* Begin DATASET RECORDS *

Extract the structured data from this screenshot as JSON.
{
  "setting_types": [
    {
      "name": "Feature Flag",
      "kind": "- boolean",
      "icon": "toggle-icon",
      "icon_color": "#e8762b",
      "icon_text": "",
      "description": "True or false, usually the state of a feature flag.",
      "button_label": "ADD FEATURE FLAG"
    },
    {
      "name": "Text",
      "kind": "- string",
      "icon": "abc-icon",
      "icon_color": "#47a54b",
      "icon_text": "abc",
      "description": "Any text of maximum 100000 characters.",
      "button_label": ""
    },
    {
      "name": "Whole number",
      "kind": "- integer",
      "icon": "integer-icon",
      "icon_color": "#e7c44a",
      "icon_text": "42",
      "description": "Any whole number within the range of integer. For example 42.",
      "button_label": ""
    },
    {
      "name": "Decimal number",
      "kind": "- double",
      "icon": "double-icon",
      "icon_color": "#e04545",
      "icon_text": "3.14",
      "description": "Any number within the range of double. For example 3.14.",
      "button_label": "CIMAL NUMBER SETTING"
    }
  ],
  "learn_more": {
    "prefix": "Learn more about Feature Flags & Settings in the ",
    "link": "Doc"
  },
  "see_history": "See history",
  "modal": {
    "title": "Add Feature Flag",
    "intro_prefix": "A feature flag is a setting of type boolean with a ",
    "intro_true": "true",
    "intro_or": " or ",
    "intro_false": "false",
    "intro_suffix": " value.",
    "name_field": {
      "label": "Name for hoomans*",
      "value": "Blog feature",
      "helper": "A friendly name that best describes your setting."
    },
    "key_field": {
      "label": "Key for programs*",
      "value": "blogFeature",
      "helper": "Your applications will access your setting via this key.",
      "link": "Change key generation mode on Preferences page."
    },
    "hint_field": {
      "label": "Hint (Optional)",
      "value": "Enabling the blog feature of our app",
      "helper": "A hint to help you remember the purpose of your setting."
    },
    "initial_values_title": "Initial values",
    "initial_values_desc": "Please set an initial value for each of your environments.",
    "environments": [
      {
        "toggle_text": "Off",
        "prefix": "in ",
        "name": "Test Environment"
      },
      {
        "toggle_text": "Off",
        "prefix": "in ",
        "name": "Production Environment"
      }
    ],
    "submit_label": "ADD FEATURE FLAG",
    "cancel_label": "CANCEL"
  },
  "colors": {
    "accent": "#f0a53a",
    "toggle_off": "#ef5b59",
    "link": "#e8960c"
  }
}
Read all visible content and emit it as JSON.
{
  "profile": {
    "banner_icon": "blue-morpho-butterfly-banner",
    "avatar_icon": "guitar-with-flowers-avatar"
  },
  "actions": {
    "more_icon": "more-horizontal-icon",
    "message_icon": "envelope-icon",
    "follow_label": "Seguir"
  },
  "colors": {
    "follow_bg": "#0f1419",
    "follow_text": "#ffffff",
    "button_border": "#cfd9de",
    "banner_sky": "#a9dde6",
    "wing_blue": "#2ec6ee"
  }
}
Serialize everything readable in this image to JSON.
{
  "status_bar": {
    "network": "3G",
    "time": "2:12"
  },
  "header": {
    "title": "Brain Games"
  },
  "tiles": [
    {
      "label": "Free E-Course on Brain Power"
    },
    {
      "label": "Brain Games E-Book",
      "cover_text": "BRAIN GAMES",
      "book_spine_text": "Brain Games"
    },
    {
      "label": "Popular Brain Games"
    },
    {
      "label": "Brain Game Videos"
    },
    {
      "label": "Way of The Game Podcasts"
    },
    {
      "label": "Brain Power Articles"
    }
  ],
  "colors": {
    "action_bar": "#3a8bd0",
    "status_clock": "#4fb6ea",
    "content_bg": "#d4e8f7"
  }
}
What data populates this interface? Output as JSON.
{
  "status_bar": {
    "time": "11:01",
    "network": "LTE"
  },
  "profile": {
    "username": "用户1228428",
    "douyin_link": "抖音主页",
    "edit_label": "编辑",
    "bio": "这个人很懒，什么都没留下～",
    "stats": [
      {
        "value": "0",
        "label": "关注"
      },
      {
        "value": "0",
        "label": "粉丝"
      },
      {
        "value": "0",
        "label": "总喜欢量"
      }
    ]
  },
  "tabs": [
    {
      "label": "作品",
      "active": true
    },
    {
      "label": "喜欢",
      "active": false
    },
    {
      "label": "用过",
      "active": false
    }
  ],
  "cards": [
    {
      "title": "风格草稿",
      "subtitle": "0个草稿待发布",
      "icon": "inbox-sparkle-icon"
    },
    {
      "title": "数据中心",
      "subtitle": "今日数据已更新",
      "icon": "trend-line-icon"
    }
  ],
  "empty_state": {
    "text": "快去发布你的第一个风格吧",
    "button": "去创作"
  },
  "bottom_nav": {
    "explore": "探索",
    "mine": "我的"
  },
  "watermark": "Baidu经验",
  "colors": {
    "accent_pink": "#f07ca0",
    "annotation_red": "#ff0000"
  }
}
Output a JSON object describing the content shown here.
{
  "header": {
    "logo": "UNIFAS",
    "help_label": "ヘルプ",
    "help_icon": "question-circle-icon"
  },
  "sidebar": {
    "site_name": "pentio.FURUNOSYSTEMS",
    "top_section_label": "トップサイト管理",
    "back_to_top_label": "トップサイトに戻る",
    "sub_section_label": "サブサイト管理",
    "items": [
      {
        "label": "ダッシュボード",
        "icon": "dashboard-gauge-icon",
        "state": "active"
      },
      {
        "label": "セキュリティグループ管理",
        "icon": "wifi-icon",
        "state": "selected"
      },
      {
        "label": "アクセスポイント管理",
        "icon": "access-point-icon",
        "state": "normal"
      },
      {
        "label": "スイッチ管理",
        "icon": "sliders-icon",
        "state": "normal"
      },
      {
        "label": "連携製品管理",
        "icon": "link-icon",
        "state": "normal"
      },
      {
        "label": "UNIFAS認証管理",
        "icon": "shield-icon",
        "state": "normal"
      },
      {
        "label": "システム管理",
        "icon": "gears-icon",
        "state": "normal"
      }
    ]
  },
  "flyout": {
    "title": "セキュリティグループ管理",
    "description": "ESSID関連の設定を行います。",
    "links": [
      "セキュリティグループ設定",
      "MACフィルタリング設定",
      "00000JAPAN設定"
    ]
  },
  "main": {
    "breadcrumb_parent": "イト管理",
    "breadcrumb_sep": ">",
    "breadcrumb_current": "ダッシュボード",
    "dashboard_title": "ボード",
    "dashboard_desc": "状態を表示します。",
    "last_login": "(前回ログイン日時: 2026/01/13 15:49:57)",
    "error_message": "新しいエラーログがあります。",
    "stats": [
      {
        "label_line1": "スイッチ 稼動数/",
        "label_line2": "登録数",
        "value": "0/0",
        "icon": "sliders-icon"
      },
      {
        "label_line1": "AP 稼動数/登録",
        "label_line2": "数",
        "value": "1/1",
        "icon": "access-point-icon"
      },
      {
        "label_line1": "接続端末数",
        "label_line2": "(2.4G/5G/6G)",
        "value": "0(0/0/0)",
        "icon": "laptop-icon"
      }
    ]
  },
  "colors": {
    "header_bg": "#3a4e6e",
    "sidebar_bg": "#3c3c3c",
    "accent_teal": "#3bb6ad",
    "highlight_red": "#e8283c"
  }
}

* End DATASET RECORDS *

Reproduce the listing shown above in its entirety, exactly.

THE COMPLETED TASK:
Extract the structured data from this screenshot as JSON.
{
  "setting_types": [
    {
      "name": "Feature Flag",
      "kind": "- boolean",
      "icon": "toggle-icon",
      "icon_color": "#e8762b",
      "icon_text": "",
      "description": "True or false, usually the state of a feature flag.",
      "button_label": "ADD FEATURE FLAG"
    },
    {
      "name": "Text",
      "kind": "- string",
      "icon": "abc-icon",
      "icon_color": "#47a54b",
      "icon_text": "abc",
      "description": "Any text of maximum 100000 characters.",
      "button_label": ""
    },
    {
      "name": "Whole number",
      "kind": "- integer",
      "icon": "integer-icon",
      "icon_color": "#e7c44a",
      "icon_text": "42",
      "description": "Any whole number within the range of integer. For example 42.",
      "button_label": ""
    },
    {
      "name": "Decimal number",
      "kind": "- double",
      "icon": "double-icon",
      "icon_color": "#e04545",
      "icon_text": "3.14",
      "description": "Any number within the range of double. For example 3.14.",
      "button_label": "CIMAL NUMBER SETTING"
    }
  ],
  "learn_more": {
    "prefix": "Learn more about Feature Flags & Settings in the ",
    "link": "Doc"
  },
  "see_history": "See history",
  "modal": {
    "title": "Add Feature Flag",
    "intro_prefix": "A feature flag is a setting of type boolean with a ",
    "intro_true": "true",
    "intro_or": " or ",
    "intro_false": "false",
    "intro_suffix": " value.",
    "name_field": {
      "label": "Name for hoomans*",
      "value": "Blog feature",
      "helper": "A friendly name that best describes your setting."
    },
    "key_field": {
      "label": "Key for programs*",
      "value": "blogFeature",
      "helper": "Your applications will access your setting via this key.",
      "link": "Change key generation mode on Preferences page."
    },
    "hint_field": {
      "label": "Hint (Optional)",
      "value": "Enabling the blog feature of our app",
      "helper": "A hint to help you remember the purpose of your setting."
    },
    "initial_values_title": "Initial values",
    "initial_values_desc": "Please set an initial value for each of your environments.",
    "environments": [
      {
        "toggle_text": "Off",
        "prefix": "in ",
        "name": "Test Environment"
      },
      {
        "toggle_text": "Off",
        "prefix": "in ",
        "name": "Production Environment"
      }
    ],
    "submit_label": "ADD FEATURE FLAG",
    "cancel_label": "CANCEL"
  },
  "colors": {
    "accent": "#f0a53a",
    "toggle_off": "#ef5b59",
    "link": "#e8960c"
  }
}
Read all visible content and emit it as JSON.
{
  "profile": {
    "banner_icon": "blue-morpho-butterfly-banner",
    "avatar_icon": "guitar-with-flowers-avatar"
  },
  "actions": {
    "more_icon": "more-horizontal-icon",
    "message_icon": "envelope-icon",
    "follow_label": "Seguir"
  },
  "colors": {
    "follow_bg": "#0f1419",
    "follow_text": "#ffffff",
    "button_border": "#cfd9de",
    "banner_sky": "#a9dde6",
    "wing_blue": "#2ec6ee"
  }
}
Serialize everything readable in this image to JSON.
{
  "status_bar": {
    "network": "3G",
    "time": "2:12"
  },
  "header": {
    "title": "Brain Games"
  },
  "tiles": [
    {
      "label": "Free E-Course on Brain Power"
    },
    {
      "label": "Brain Games E-Book",
      "cover_text": "BRAIN GAMES",
      "book_spine_text": "Brain Games"
    },
    {
      "label": "Popular Brain Games"
    },
    {
      "label": "Brain Game Videos"
    },
    {
      "label": "Way of The Game Podcasts"
    },
    {
      "label": "Brain Power Articles"
    }
  ],
  "colors": {
    "action_bar": "#3a8bd0",
    "status_clock": "#4fb6ea",
    "content_bg": "#d4e8f7"
  }
}
What data populates this interface? Output as JSON.
{
  "status_bar": {
    "time": "11:01",
    "network": "LTE"
  },
  "profile": {
    "username": "用户1228428",
    "douyin_link": "抖音主页",
    "edit_label": "编辑",
    "bio": "这个人很懒，什么都没留下～",
    "stats": [
      {
        "value": "0",
        "label": "关注"
      },
      {
        "value": "0",
        "label": "粉丝"
      },
      {
        "value": "0",
        "label": "总喜欢量"
      }
    ]
  },
  "tabs": [
    {
      "label": "作品",
      "active": true
    },
    {
      "label": "喜欢",
      "active": false
    },
    {
      "label": "用过",
      "active": false
    }
  ],
  "cards": [
    {
      "title": "风格草稿",
      "subtitle": "0个草稿待发布",
      "icon": "inbox-sparkle-icon"
    },
    {
      "title": "数据中心",
      "subtitle": "今日数据已更新",
      "icon": "trend-line-icon"
    }
  ],
  "empty_state": {
    "text": "快去发布你的第一个风格吧",
    "button": "去创作"
  },
  "bottom_nav": {
    "explore": "探索",
    "mine": "我的"
  },
  "watermark": "Baidu经验",
  "colors": {
    "accent_pink": "#f07ca0",
    "annotation_red": "#ff0000"
  }
}
Output a JSON object describing the content shown here.
{
  "header": {
    "logo": "UNIFAS",
    "help_label": "ヘルプ",
    "help_icon": "question-circle-icon"
  },
  "sidebar": {
    "site_name": "pentio.FURUNOSYSTEMS",
    "top_section_label": "トップサイト管理",
    "back_to_top_label": "トップサイトに戻る",
    "sub_section_label": "サブサイト管理",
    "items": [
      {
        "label": "ダッシュボード",
        "icon": "dashboard-gauge-icon",
        "state": "active"
      },
      {
        "label": "セキュリティグループ管理",
        "icon": "wifi-icon",
        "state": "selected"
      },
      {
        "label": "アクセスポイント管理",
        "icon": "access-point-icon",
        "state": "normal"
      },
      {
        "label": "スイッチ管理",
        "icon": "sliders-icon",
        "state": "normal"
      },
      {
        "label": "連携製品管理",
        "icon": "link-icon",
        "state": "normal"
      },
      {
        "label": "UNIFAS認証管理",
        "icon": "shield-icon",
        "state": "normal"
      },
      {
        "label": "システム管理",
        "icon": "gears-icon",
        "state": "normal"
      }
    ]
  },
  "flyout": {
    "title": "セキュリティグループ管理",
    "description": "ESSID関連の設定を行います。",
    "links": [
      "セキュリティグループ設定",
      "MACフィルタリング設定",
      "00000JAPAN設定"
    ]
  },
  "main": {
    "breadcrumb_parent": "イト管理",
    "breadcrumb_sep": ">",
    "breadcrumb_current": "ダッシュボード",
    "dashboard_title": "ボード",
    "dashboard_desc": "状態を表示します。",
    "last_login": "(前回ログイン日時: 2026/01/13 15:49:57)",
    "error_message": "新しいエラーログがあります。",
    "stats": [
      {
        "label_line1": "スイッチ 稼動数/",
        "label_line2": "登録数",
        "value": "0/0",
        "icon": "sliders-icon"
      },
      {
        "label_line1": "AP 稼動数/登録",
        "label_line2": "数",
        "value": "1/1",
        "icon": "access-point-icon"
      },
      {
        "label_line1": "接続端末数",
        "label_line2": "(2.4G/5G/6G)",
        "value": "0(0/0/0)",
        "icon": "laptop-icon"
      }
    ]
  },
  "colors": {
    "header_bg": "#3a4e6e",
    "sidebar_bg": "#3c3c3c",
    "accent_teal": "#3bb6ad",
    "highlight_red": "#e8283c"
  }
}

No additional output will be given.